- [YOUR TASK]: Copy each line below that contains "ость".

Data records
--------------------------------------------------

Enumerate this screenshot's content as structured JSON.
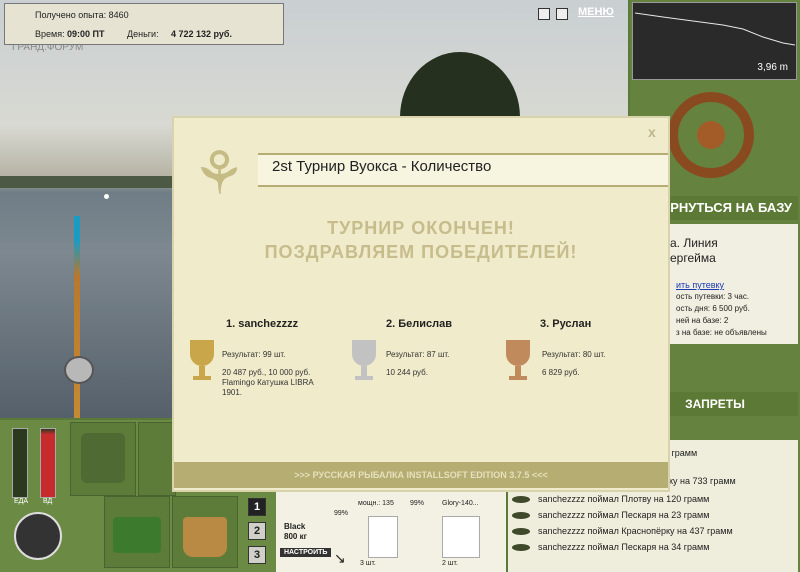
{
  "hud": {
    "experience": "Получено опыта: 8460",
    "time_label": "Время:",
    "time_value": "09:00 ПТ",
    "money_label": "Деньги:",
    "money_value": "4 722 132 руб.",
    "menu_label": "МЕНЮ",
    "depth": "3,96 m",
    "scene_watermark": "ГРАНД.ФОРУМ"
  },
  "right_panel": {
    "base_button": "РНУТЬСЯ НА БАЗУ",
    "location_line1": "а. Линия",
    "location_line2": "ергейма",
    "voucher_link": "ить путевку",
    "voucher_cost": "ость путевки: 3 час.",
    "day_cost": "ость дня: 6 500 руб.",
    "days_on_base": "ней на базе: 2",
    "tournament_status": "з на базе: не объявлены",
    "bans_label": "ЗАПРЕТЫ"
  },
  "log": {
    "rows": [
      "4 грамм",
      "рку на 733 грамм",
      "sanchezzzz поймал Плотву на 120 грамм",
      "sanchezzzz поймал Пескаря на 23 грамм",
      "sanchezzzz поймал Краснопёрку на 437 грамм",
      "sanchezzzz поймал Пескаря на 34 грамм"
    ]
  },
  "bottom": {
    "food_label": "ЕДА",
    "drink_label": "ВД",
    "page_buttons": [
      "1",
      "2",
      "3"
    ],
    "tackle_name": "Black",
    "tackle_weight": "800 кг",
    "tackle_percent": "99%",
    "adjust_button": "НАСТРОИТЬ",
    "inv_item1": "мощн.: 135",
    "inv_item1_pct": "99%",
    "inv_item2": "Glory-140...",
    "inv_count1": "3 шт.",
    "inv_count2": "2 шт."
  },
  "modal": {
    "title": "2st Турнир Вуокса - Количество",
    "close": "x",
    "headline1": "ТУРНИР ОКОНЧЕН!",
    "headline2": "ПОЗДРАВЛЯЕМ ПОБЕДИТЕЛЕЙ!",
    "footer": ">>> РУССКАЯ РЫБАЛКА INSTALLSOFT EDITION 3.7.5 <<<",
    "winners": [
      {
        "name": "1. sanchezzzz",
        "result": "Результат: 99 шт.",
        "prize": "20 487 руб., 10 000 руб. Flamingo Катушка LIBRA 1901."
      },
      {
        "name": "2. Белислав",
        "result": "Результат: 87 шт.",
        "prize": "10 244 руб."
      },
      {
        "name": "3. Руслан",
        "result": "Результат: 80 шт.",
        "prize": "6 829 руб."
      }
    ]
  },
  "colors": {
    "gold": "#c9a64a",
    "silver": "#c2c2c2",
    "bronze": "#c08a5c",
    "panel_green": "#5c7a35"
  }
}
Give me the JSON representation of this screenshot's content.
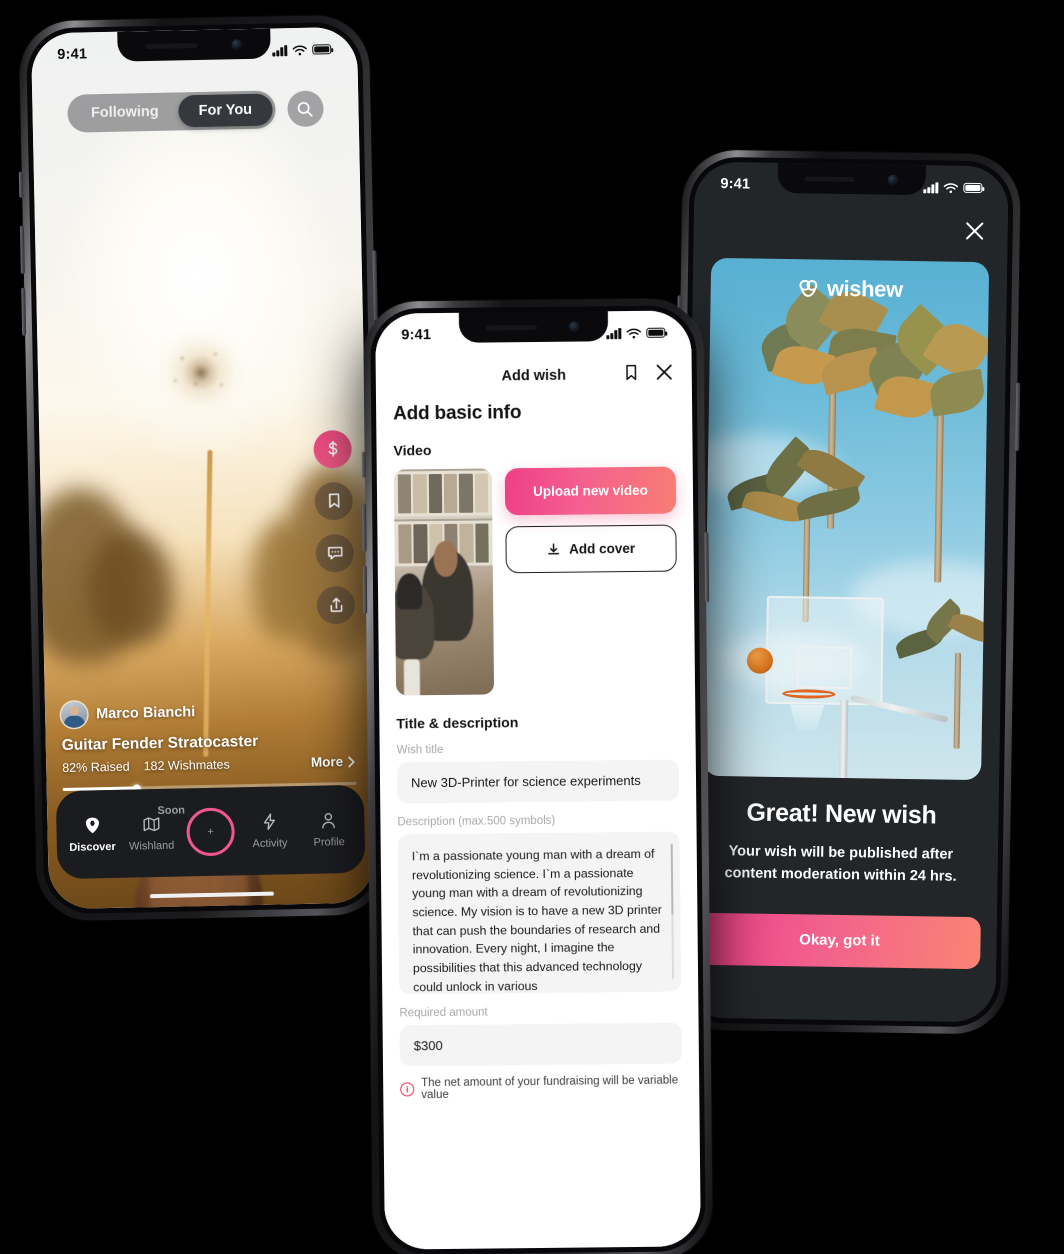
{
  "phone1": {
    "status": {
      "time": "9:41",
      "signal_icon": "cellular-bars-icon",
      "wifi_icon": "wifi-icon",
      "battery_icon": "battery-icon"
    },
    "tabs": {
      "following": "Following",
      "for_you": "For You",
      "active": "For You"
    },
    "search_icon": "search-icon",
    "rail": [
      {
        "name": "donate",
        "icon": "dollar-icon"
      },
      {
        "name": "bookmark",
        "icon": "bookmark-icon"
      },
      {
        "name": "comment",
        "icon": "comment-icon"
      },
      {
        "name": "share",
        "icon": "share-icon"
      }
    ],
    "post": {
      "username": "Marco Bianchi",
      "title": "Guitar Fender Stratocaster",
      "raised": "82% Raised",
      "wishmates": "182 Wishmates",
      "more": "More",
      "progress_percent": 25
    },
    "nav": [
      {
        "label": "Discover",
        "icon": "discover-icon",
        "active": true,
        "badge": ""
      },
      {
        "label": "Wishland",
        "icon": "map-icon",
        "active": false,
        "badge": "Soon"
      },
      {
        "label": "",
        "icon": "plus-icon",
        "active": false,
        "badge": ""
      },
      {
        "label": "Activity",
        "icon": "lightning-icon",
        "active": false,
        "badge": ""
      },
      {
        "label": "Profile",
        "icon": "person-icon",
        "active": false,
        "badge": ""
      }
    ]
  },
  "phone2": {
    "status": {
      "time": "9:41"
    },
    "header": {
      "title": "Add wish",
      "bookmark_icon": "bookmark-icon",
      "close_icon": "close-icon"
    },
    "page_title": "Add basic info",
    "video_section": {
      "label": "Video",
      "upload_label": "Upload new video",
      "cover_label": "Add cover",
      "cover_icon": "download-icon"
    },
    "form_section": {
      "heading": "Title & description",
      "title_label": "Wish title",
      "title_value": "New 3D-Printer for science experiments",
      "description_label": "Description (max.500 symbols)",
      "description_value": "I`m a passionate young man with a dream of revolutionizing science. I`m a passionate young man with a dream of revolutionizing science. My vision is to have a new 3D printer that can push the boundaries of research and innovation. Every night, I imagine the possibilities that this advanced technology could unlock in various",
      "amount_label": "Required amount",
      "amount_value": "$300",
      "note": "The net amount of your fundraising will be variable value",
      "note_icon": "info-icon"
    }
  },
  "phone3": {
    "status": {
      "time": "9:41"
    },
    "close_icon": "close-icon",
    "brand": "wishew",
    "brand_icon": "wishew-logo-icon",
    "heading": "Great! New wish",
    "message": "Your wish will be published after content moderation within 24 hrs.",
    "cta_label": "Okay, got it"
  },
  "colors": {
    "accent_pink": "#ec3f86",
    "accent_coral": "#fa8374",
    "dark_surface": "#232629",
    "nav_surface": "#1b1c20",
    "page_background": "#000000"
  }
}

--------------------------------------------------

- [SOLVED PROBLEM]:
    "voucher_cost": "ость путевки: 3 час.",
    "day_cost": "ость дня: 6 500 руб.",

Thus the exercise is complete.